Source records

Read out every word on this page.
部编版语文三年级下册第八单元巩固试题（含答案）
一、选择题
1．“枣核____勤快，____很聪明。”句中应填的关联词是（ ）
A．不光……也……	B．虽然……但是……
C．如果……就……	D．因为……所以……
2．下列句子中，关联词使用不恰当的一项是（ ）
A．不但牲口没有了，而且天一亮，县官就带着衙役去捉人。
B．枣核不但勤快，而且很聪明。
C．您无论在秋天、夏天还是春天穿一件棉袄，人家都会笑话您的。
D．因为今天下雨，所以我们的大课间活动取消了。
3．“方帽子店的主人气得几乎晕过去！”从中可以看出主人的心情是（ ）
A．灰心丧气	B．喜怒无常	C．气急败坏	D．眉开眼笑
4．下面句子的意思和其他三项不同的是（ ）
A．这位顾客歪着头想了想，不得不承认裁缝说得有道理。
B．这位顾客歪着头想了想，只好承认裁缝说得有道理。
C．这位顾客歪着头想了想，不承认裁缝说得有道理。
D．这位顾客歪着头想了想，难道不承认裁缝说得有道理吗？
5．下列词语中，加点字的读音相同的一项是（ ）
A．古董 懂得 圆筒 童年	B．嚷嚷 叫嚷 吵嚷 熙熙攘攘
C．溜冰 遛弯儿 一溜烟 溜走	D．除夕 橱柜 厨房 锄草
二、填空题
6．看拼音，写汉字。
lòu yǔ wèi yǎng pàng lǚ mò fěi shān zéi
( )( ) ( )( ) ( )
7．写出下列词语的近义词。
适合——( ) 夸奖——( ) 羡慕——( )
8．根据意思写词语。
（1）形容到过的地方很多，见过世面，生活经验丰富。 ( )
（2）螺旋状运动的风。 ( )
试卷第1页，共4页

### GIVEN TASK
Copy every line verbatim.

### SOLUTION TO THE PROBLEM
Read out every word on this page.
部编版语文三年级下册第八单元巩固试题（含答案）
一、选择题
1．“枣核____勤快，____很聪明。”句中应填的关联词是（ ）
A．不光……也……	B．虽然……但是……
C．如果……就……	D．因为……所以……
2．下列句子中，关联词使用不恰当的一项是（ ）
A．不但牲口没有了，而且天一亮，县官就带着衙役去捉人。
B．枣核不但勤快，而且很聪明。
C．您无论在秋天、夏天还是春天穿一件棉袄，人家都会笑话您的。
D．因为今天下雨，所以我们的大课间活动取消了。
3．“方帽子店的主人气得几乎晕过去！”从中可以看出主人的心情是（ ）
A．灰心丧气	B．喜怒无常	C．气急败坏	D．眉开眼笑
4．下面句子的意思和其他三项不同的是（ ）
A．这位顾客歪着头想了想，不得不承认裁缝说得有道理。
B．这位顾客歪着头想了想，只好承认裁缝说得有道理。
C．这位顾客歪着头想了想，不承认裁缝说得有道理。
D．这位顾客歪着头想了想，难道不承认裁缝说得有道理吗？
5．下列词语中，加点字的读音相同的一项是（ ）
A．古董 懂得 圆筒 童年	B．嚷嚷 叫嚷 吵嚷 熙熙攘攘
C．溜冰 遛弯儿 一溜烟 溜走	D．除夕 橱柜 厨房 锄草
二、填空题
6．看拼音，写汉字。
lòu yǔ wèi yǎng pàng lǚ mò fěi shān zéi
( )( ) ( )( ) ( )
7．写出下列词语的近义词。
适合——( ) 夸奖——( ) 羡慕——( )
8．根据意思写词语。
（1）形容到过的地方很多，见过世面，生活经验丰富。 ( )
（2）螺旋状运动的风。 ( )
试卷第1页，共4页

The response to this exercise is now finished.